■ RAW RECORDS:
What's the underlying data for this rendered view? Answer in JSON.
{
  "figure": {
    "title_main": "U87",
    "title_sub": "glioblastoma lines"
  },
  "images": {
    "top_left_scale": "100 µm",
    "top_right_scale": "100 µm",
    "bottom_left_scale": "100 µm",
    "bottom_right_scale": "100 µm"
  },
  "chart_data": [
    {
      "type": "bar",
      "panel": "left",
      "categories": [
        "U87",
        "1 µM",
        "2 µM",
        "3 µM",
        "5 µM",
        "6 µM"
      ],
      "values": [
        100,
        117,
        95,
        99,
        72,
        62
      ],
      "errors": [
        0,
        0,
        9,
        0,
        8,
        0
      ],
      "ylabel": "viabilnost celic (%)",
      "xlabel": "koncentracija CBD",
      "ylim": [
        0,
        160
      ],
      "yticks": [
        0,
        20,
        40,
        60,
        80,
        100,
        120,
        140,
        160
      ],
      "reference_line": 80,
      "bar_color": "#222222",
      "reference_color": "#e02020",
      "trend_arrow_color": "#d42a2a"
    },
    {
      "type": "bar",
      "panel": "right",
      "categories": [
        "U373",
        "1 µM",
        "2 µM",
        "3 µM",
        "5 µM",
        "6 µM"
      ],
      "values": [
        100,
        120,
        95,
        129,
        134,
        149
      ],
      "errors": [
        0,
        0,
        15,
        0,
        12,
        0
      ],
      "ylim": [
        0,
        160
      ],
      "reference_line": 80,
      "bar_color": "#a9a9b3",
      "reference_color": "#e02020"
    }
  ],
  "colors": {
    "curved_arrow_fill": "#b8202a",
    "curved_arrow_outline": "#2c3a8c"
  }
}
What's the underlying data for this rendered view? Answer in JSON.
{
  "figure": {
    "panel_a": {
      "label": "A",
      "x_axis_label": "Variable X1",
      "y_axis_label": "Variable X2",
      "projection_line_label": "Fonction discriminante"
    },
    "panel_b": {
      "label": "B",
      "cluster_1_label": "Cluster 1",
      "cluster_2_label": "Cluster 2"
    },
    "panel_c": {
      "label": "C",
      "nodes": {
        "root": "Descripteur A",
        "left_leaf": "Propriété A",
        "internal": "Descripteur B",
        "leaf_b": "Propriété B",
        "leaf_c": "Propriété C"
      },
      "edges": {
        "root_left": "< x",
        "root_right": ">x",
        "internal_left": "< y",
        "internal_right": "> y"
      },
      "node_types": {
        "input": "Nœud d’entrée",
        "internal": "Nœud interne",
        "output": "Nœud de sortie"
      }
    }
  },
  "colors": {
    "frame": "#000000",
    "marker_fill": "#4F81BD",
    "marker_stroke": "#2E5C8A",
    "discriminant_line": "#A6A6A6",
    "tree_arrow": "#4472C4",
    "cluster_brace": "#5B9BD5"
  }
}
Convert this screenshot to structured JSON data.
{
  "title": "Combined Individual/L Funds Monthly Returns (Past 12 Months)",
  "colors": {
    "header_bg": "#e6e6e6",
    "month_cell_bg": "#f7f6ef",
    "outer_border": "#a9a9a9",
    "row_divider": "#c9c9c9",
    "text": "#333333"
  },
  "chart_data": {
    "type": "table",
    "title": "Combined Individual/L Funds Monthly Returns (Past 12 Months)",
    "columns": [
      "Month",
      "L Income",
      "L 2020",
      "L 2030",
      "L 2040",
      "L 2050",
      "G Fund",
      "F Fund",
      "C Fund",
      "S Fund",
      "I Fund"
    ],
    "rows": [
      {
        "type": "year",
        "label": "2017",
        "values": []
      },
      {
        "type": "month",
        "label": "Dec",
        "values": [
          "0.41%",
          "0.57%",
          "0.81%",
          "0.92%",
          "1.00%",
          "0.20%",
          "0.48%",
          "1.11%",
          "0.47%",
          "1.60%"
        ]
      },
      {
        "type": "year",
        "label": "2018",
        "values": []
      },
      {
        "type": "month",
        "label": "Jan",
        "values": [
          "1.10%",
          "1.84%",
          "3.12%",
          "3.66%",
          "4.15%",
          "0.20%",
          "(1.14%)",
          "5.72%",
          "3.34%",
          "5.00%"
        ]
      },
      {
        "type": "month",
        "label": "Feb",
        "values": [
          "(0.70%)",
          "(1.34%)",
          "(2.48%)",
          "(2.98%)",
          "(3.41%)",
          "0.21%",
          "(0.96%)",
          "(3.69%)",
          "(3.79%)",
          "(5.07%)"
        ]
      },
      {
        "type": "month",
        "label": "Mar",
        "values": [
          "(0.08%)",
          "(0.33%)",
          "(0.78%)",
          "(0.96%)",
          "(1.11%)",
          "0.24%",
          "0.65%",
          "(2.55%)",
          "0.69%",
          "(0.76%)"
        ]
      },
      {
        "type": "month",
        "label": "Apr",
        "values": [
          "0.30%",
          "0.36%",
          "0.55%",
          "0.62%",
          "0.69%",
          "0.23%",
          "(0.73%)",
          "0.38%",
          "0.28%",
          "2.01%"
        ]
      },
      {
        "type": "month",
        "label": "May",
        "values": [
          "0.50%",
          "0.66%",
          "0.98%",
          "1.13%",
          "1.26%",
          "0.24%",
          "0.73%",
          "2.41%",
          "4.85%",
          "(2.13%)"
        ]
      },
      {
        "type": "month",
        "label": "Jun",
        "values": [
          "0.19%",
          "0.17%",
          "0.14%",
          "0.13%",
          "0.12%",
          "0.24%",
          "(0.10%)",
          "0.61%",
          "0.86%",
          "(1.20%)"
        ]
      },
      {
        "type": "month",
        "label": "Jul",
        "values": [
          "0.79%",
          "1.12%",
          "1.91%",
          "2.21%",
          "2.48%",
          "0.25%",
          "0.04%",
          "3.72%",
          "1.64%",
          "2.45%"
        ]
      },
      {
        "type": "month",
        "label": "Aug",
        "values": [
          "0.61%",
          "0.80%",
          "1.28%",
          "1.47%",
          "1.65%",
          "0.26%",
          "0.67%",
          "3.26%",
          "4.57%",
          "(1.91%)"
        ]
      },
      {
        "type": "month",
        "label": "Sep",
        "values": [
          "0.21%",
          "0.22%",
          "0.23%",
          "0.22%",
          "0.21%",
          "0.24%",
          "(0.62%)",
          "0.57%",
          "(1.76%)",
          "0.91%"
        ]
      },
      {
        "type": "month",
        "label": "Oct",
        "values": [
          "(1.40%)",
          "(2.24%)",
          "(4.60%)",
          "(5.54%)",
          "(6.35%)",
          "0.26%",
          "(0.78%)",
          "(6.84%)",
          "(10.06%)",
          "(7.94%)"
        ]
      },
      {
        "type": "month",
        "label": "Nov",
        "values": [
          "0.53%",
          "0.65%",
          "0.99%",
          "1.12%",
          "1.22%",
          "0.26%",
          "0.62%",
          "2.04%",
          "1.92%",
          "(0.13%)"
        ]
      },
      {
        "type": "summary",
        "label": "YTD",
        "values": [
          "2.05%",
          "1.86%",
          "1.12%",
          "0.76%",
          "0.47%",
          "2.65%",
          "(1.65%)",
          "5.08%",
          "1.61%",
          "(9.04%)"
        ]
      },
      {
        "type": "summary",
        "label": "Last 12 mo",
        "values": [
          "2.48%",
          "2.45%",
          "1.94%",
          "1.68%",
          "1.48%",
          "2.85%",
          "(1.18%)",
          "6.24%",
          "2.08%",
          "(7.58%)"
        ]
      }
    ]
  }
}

■ GIVEN REQUEST:
Give back all the records exactly as they stand.

■ TASK RESULT:
What's the underlying data for this rendered view? Answer in JSON.
{
  "figure": {
    "title_main": "U87",
    "title_sub": "glioblastoma lines"
  },
  "images": {
    "top_left_scale": "100 µm",
    "top_right_scale": "100 µm",
    "bottom_left_scale": "100 µm",
    "bottom_right_scale": "100 µm"
  },
  "chart_data": [
    {
      "type": "bar",
      "panel": "left",
      "categories": [
        "U87",
        "1 µM",
        "2 µM",
        "3 µM",
        "5 µM",
        "6 µM"
      ],
      "values": [
        100,
        117,
        95,
        99,
        72,
        62
      ],
      "errors": [
        0,
        0,
        9,
        0,
        8,
        0
      ],
      "ylabel": "viabilnost celic (%)",
      "xlabel": "koncentracija CBD",
      "ylim": [
        0,
        160
      ],
      "yticks": [
        0,
        20,
        40,
        60,
        80,
        100,
        120,
        140,
        160
      ],
      "reference_line": 80,
      "bar_color": "#222222",
      "reference_color": "#e02020",
      "trend_arrow_color": "#d42a2a"
    },
    {
      "type": "bar",
      "panel": "right",
      "categories": [
        "U373",
        "1 µM",
        "2 µM",
        "3 µM",
        "5 µM",
        "6 µM"
      ],
      "values": [
        100,
        120,
        95,
        129,
        134,
        149
      ],
      "errors": [
        0,
        0,
        15,
        0,
        12,
        0
      ],
      "ylim": [
        0,
        160
      ],
      "reference_line": 80,
      "bar_color": "#a9a9b3",
      "reference_color": "#e02020"
    }
  ],
  "colors": {
    "curved_arrow_fill": "#b8202a",
    "curved_arrow_outline": "#2c3a8c"
  }
}
What's the underlying data for this rendered view? Answer in JSON.
{
  "figure": {
    "panel_a": {
      "label": "A",
      "x_axis_label": "Variable X1",
      "y_axis_label": "Variable X2",
      "projection_line_label": "Fonction discriminante"
    },
    "panel_b": {
      "label": "B",
      "cluster_1_label": "Cluster 1",
      "cluster_2_label": "Cluster 2"
    },
    "panel_c": {
      "label": "C",
      "nodes": {
        "root": "Descripteur A",
        "left_leaf": "Propriété A",
        "internal": "Descripteur B",
        "leaf_b": "Propriété B",
        "leaf_c": "Propriété C"
      },
      "edges": {
        "root_left": "< x",
        "root_right": ">x",
        "internal_left": "< y",
        "internal_right": "> y"
      },
      "node_types": {
        "input": "Nœud d’entrée",
        "internal": "Nœud interne",
        "output": "Nœud de sortie"
      }
    }
  },
  "colors": {
    "frame": "#000000",
    "marker_fill": "#4F81BD",
    "marker_stroke": "#2E5C8A",
    "discriminant_line": "#A6A6A6",
    "tree_arrow": "#4472C4",
    "cluster_brace": "#5B9BD5"
  }
}
Convert this screenshot to structured JSON data.
{
  "title": "Combined Individual/L Funds Monthly Returns (Past 12 Months)",
  "colors": {
    "header_bg": "#e6e6e6",
    "month_cell_bg": "#f7f6ef",
    "outer_border": "#a9a9a9",
    "row_divider": "#c9c9c9",
    "text": "#333333"
  },
  "chart_data": {
    "type": "table",
    "title": "Combined Individual/L Funds Monthly Returns (Past 12 Months)",
    "columns": [
      "Month",
      "L Income",
      "L 2020",
      "L 2030",
      "L 2040",
      "L 2050",
      "G Fund",
      "F Fund",
      "C Fund",
      "S Fund",
      "I Fund"
    ],
    "rows": [
      {
        "type": "year",
        "label": "2017",
        "values": []
      },
      {
        "type": "month",
        "label": "Dec",
        "values": [
          "0.41%",
          "0.57%",
          "0.81%",
          "0.92%",
          "1.00%",
          "0.20%",
          "0.48%",
          "1.11%",
          "0.47%",
          "1.60%"
        ]
      },
      {
        "type": "year",
        "label": "2018",
        "values": []
      },
      {
        "type": "month",
        "label": "Jan",
        "values": [
          "1.10%",
          "1.84%",
          "3.12%",
          "3.66%",
          "4.15%",
          "0.20%",
          "(1.14%)",
          "5.72%",
          "3.34%",
          "5.00%"
        ]
      },
      {
        "type": "month",
        "label": "Feb",
        "values": [
          "(0.70%)",
          "(1.34%)",
          "(2.48%)",
          "(2.98%)",
          "(3.41%)",
          "0.21%",
          "(0.96%)",
          "(3.69%)",
          "(3.79%)",
          "(5.07%)"
        ]
      },
      {
        "type": "month",
        "label": "Mar",
        "values": [
          "(0.08%)",
          "(0.33%)",
          "(0.78%)",
          "(0.96%)",
          "(1.11%)",
          "0.24%",
          "0.65%",
          "(2.55%)",
          "0.69%",
          "(0.76%)"
        ]
      },
      {
        "type": "month",
        "label": "Apr",
        "values": [
          "0.30%",
          "0.36%",
          "0.55%",
          "0.62%",
          "0.69%",
          "0.23%",
          "(0.73%)",
          "0.38%",
          "0.28%",
          "2.01%"
        ]
      },
      {
        "type": "month",
        "label": "May",
        "values": [
          "0.50%",
          "0.66%",
          "0.98%",
          "1.13%",
          "1.26%",
          "0.24%",
          "0.73%",
          "2.41%",
          "4.85%",
          "(2.13%)"
        ]
      },
      {
        "type": "month",
        "label": "Jun",
        "values": [
          "0.19%",
          "0.17%",
          "0.14%",
          "0.13%",
          "0.12%",
          "0.24%",
          "(0.10%)",
          "0.61%",
          "0.86%",
          "(1.20%)"
        ]
      },
      {
        "type": "month",
        "label": "Jul",
        "values": [
          "0.79%",
          "1.12%",
          "1.91%",
          "2.21%",
          "2.48%",
          "0.25%",
          "0.04%",
          "3.72%",
          "1.64%",
          "2.45%"
        ]
      },
      {
        "type": "month",
        "label": "Aug",
        "values": [
          "0.61%",
          "0.80%",
          "1.28%",
          "1.47%",
          "1.65%",
          "0.26%",
          "0.67%",
          "3.26%",
          "4.57%",
          "(1.91%)"
        ]
      },
      {
        "type": "month",
        "label": "Sep",
        "values": [
          "0.21%",
          "0.22%",
          "0.23%",
          "0.22%",
          "0.21%",
          "0.24%",
          "(0.62%)",
          "0.57%",
          "(1.76%)",
          "0.91%"
        ]
      },
      {
        "type": "month",
        "label": "Oct",
        "values": [
          "(1.40%)",
          "(2.24%)",
          "(4.60%)",
          "(5.54%)",
          "(6.35%)",
          "0.26%",
          "(0.78%)",
          "(6.84%)",
          "(10.06%)",
          "(7.94%)"
        ]
      },
      {
        "type": "month",
        "label": "Nov",
        "values": [
          "0.53%",
          "0.65%",
          "0.99%",
          "1.12%",
          "1.22%",
          "0.26%",
          "0.62%",
          "2.04%",
          "1.92%",
          "(0.13%)"
        ]
      },
      {
        "type": "summary",
        "label": "YTD",
        "values": [
          "2.05%",
          "1.86%",
          "1.12%",
          "0.76%",
          "0.47%",
          "2.65%",
          "(1.65%)",
          "5.08%",
          "1.61%",
          "(9.04%)"
        ]
      },
      {
        "type": "summary",
        "label": "Last 12 mo",
        "values": [
          "2.48%",
          "2.45%",
          "1.94%",
          "1.68%",
          "1.48%",
          "2.85%",
          "(1.18%)",
          "6.24%",
          "2.08%",
          "(7.58%)"
        ]
      }
    ]
  }
}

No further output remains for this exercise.